TASK DESCRIPTION ▸ Present each line of the rows below as one entry in a numbered list, leaving out any blank lines.
>> Start
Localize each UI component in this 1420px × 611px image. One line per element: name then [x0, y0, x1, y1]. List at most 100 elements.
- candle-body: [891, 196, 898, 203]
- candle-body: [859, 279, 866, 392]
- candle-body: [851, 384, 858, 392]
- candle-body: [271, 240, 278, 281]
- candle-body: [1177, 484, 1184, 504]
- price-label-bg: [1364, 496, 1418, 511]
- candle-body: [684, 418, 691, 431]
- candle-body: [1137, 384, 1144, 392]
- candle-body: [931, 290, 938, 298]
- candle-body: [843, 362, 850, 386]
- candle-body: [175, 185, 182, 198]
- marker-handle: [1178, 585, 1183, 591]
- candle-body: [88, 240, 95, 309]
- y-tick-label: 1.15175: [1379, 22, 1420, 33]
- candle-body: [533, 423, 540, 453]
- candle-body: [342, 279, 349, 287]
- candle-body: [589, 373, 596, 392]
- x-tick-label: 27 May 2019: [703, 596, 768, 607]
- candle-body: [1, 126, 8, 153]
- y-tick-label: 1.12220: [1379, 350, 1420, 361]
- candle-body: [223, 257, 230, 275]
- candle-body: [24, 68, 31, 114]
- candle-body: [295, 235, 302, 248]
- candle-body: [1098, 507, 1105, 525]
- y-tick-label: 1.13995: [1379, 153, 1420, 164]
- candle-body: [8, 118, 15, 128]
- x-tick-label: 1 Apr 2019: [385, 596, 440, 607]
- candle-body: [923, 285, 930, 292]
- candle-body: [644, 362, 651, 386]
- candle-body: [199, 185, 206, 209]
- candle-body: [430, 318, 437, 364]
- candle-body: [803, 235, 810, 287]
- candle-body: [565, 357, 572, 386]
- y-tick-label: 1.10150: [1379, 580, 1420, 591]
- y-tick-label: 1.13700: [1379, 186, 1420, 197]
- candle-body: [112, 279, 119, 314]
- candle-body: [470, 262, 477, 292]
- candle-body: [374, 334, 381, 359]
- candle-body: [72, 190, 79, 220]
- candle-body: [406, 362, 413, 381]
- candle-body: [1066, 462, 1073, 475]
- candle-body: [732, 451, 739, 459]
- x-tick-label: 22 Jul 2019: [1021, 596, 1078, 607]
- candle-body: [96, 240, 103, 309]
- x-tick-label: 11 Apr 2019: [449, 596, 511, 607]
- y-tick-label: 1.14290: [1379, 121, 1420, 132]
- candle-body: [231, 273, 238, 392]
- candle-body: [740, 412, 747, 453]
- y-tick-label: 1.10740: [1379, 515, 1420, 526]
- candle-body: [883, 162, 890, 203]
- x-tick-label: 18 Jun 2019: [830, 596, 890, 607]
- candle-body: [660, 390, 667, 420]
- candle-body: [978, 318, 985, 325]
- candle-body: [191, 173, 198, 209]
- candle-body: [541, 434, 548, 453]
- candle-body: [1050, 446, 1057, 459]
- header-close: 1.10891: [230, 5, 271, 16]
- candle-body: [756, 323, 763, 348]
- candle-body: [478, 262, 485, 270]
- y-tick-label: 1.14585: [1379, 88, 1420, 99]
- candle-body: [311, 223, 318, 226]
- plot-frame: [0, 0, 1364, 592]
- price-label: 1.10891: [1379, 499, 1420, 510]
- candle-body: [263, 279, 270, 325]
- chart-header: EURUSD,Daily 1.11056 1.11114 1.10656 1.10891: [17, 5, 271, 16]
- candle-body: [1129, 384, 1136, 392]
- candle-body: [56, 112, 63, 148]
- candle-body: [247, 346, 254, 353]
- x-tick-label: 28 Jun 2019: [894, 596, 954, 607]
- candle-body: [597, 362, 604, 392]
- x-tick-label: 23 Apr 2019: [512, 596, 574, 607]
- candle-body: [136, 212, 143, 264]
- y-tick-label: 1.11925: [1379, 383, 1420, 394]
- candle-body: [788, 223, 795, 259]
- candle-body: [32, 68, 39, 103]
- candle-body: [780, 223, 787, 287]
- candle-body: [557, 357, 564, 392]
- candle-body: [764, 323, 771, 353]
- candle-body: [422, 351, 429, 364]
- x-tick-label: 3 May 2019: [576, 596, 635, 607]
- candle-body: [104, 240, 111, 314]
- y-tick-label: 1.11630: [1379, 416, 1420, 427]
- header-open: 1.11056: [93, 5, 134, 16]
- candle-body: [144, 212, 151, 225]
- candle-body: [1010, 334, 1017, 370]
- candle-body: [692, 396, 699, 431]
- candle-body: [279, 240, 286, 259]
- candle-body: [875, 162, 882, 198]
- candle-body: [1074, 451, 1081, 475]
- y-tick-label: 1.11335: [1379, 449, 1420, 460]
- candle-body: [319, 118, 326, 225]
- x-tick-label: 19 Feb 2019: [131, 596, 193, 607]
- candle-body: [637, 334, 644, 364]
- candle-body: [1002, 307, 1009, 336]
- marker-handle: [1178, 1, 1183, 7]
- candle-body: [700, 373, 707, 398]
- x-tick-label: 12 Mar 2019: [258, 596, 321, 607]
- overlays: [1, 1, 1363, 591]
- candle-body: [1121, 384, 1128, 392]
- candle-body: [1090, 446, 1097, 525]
>> End
ANSWER ▸
1. Localize each UI component in this 1420px × 611px image. One line per element: name then [x0, y0, x1, y1]. List at most 100 elements.
2. - candle-body: [891, 196, 898, 203]
3. - candle-body: [859, 279, 866, 392]
4. - candle-body: [851, 384, 858, 392]
5. - candle-body: [271, 240, 278, 281]
6. - candle-body: [1177, 484, 1184, 504]
7. - price-label-bg: [1364, 496, 1418, 511]
8. - candle-body: [684, 418, 691, 431]
9. - candle-body: [1137, 384, 1144, 392]
10. - candle-body: [931, 290, 938, 298]
11. - candle-body: [843, 362, 850, 386]
12. - candle-body: [175, 185, 182, 198]
13. - marker-handle: [1178, 585, 1183, 591]
14. - candle-body: [88, 240, 95, 309]
15. - y-tick-label: 1.15175: [1379, 22, 1420, 33]
16. - candle-body: [533, 423, 540, 453]
17. - candle-body: [342, 279, 349, 287]
18. - candle-body: [589, 373, 596, 392]
19. - x-tick-label: 27 May 2019: [703, 596, 768, 607]
20. - candle-body: [1, 126, 8, 153]
21. - y-tick-label: 1.12220: [1379, 350, 1420, 361]
22. - candle-body: [223, 257, 230, 275]
23. - candle-body: [24, 68, 31, 114]
24. - candle-body: [295, 235, 302, 248]
25. - candle-body: [1098, 507, 1105, 525]
26. - y-tick-label: 1.13995: [1379, 153, 1420, 164]
27. - candle-body: [8, 118, 15, 128]
28. - x-tick-label: 1 Apr 2019: [385, 596, 440, 607]
29. - candle-body: [923, 285, 930, 292]
30. - candle-body: [644, 362, 651, 386]
31. - candle-body: [199, 185, 206, 209]
32. - candle-body: [430, 318, 437, 364]
33. - candle-body: [803, 235, 810, 287]
34. - candle-body: [565, 357, 572, 386]
35. - y-tick-label: 1.10150: [1379, 580, 1420, 591]
36. - y-tick-label: 1.13700: [1379, 186, 1420, 197]
37. - candle-body: [112, 279, 119, 314]
38. - candle-body: [470, 262, 477, 292]
39. - candle-body: [374, 334, 381, 359]
40. - candle-body: [72, 190, 79, 220]
41. - candle-body: [406, 362, 413, 381]
42. - candle-body: [1066, 462, 1073, 475]
43. - candle-body: [732, 451, 739, 459]
44. - x-tick-label: 22 Jul 2019: [1021, 596, 1078, 607]
45. - candle-body: [96, 240, 103, 309]
46. - x-tick-label: 11 Apr 2019: [449, 596, 511, 607]
47. - y-tick-label: 1.14290: [1379, 121, 1420, 132]
48. - candle-body: [231, 273, 238, 392]
49. - candle-body: [740, 412, 747, 453]
50. - y-tick-label: 1.10740: [1379, 515, 1420, 526]
51. - candle-body: [883, 162, 890, 203]
52. - x-tick-label: 18 Jun 2019: [830, 596, 890, 607]
53. - candle-body: [660, 390, 667, 420]
54. - candle-body: [978, 318, 985, 325]
55. - candle-body: [191, 173, 198, 209]
56. - candle-body: [541, 434, 548, 453]
57. - candle-body: [1050, 446, 1057, 459]
58. - header-close: 1.10891: [230, 5, 271, 16]
59. - candle-body: [756, 323, 763, 348]
60. - candle-body: [478, 262, 485, 270]
61. - y-tick-label: 1.14585: [1379, 88, 1420, 99]
62. - candle-body: [311, 223, 318, 226]
63. - plot-frame: [0, 0, 1364, 592]
64. - price-label: 1.10891: [1379, 499, 1420, 510]
65. - candle-body: [263, 279, 270, 325]
66. - chart-header: EURUSD,Daily 1.11056 1.11114 1.10656 1.10891: [17, 5, 271, 16]
67. - candle-body: [1129, 384, 1136, 392]
68. - candle-body: [56, 112, 63, 148]
69. - candle-body: [247, 346, 254, 353]
70. - x-tick-label: 28 Jun 2019: [894, 596, 954, 607]
71. - candle-body: [597, 362, 604, 392]
72. - x-tick-label: 23 Apr 2019: [512, 596, 574, 607]
73. - candle-body: [136, 212, 143, 264]
74. - y-tick-label: 1.11925: [1379, 383, 1420, 394]
75. - candle-body: [788, 223, 795, 259]
76. - candle-body: [32, 68, 39, 103]
77. - candle-body: [780, 223, 787, 287]
78. - candle-body: [557, 357, 564, 392]
79. - candle-body: [764, 323, 771, 353]
80. - candle-body: [422, 351, 429, 364]
81. - x-tick-label: 3 May 2019: [576, 596, 635, 607]
82. - candle-body: [104, 240, 111, 314]
83. - y-tick-label: 1.11630: [1379, 416, 1420, 427]
84. - header-open: 1.11056: [93, 5, 134, 16]
85. - candle-body: [144, 212, 151, 225]
86. - candle-body: [1010, 334, 1017, 370]
87. - candle-body: [692, 396, 699, 431]
88. - candle-body: [279, 240, 286, 259]
89. - candle-body: [875, 162, 882, 198]
90. - candle-body: [1074, 451, 1081, 475]
91. - y-tick-label: 1.11335: [1379, 449, 1420, 460]
92. - candle-body: [319, 118, 326, 225]
93. - x-tick-label: 19 Feb 2019: [131, 596, 193, 607]
94. - candle-body: [637, 334, 644, 364]
95. - candle-body: [1002, 307, 1009, 336]
96. - marker-handle: [1178, 1, 1183, 7]
97. - candle-body: [700, 373, 707, 398]
98. - x-tick-label: 12 Mar 2019: [258, 596, 321, 607]
99. - overlays: [1, 1, 1363, 591]
100. - candle-body: [1121, 384, 1128, 392]
101. - candle-body: [1090, 446, 1097, 525]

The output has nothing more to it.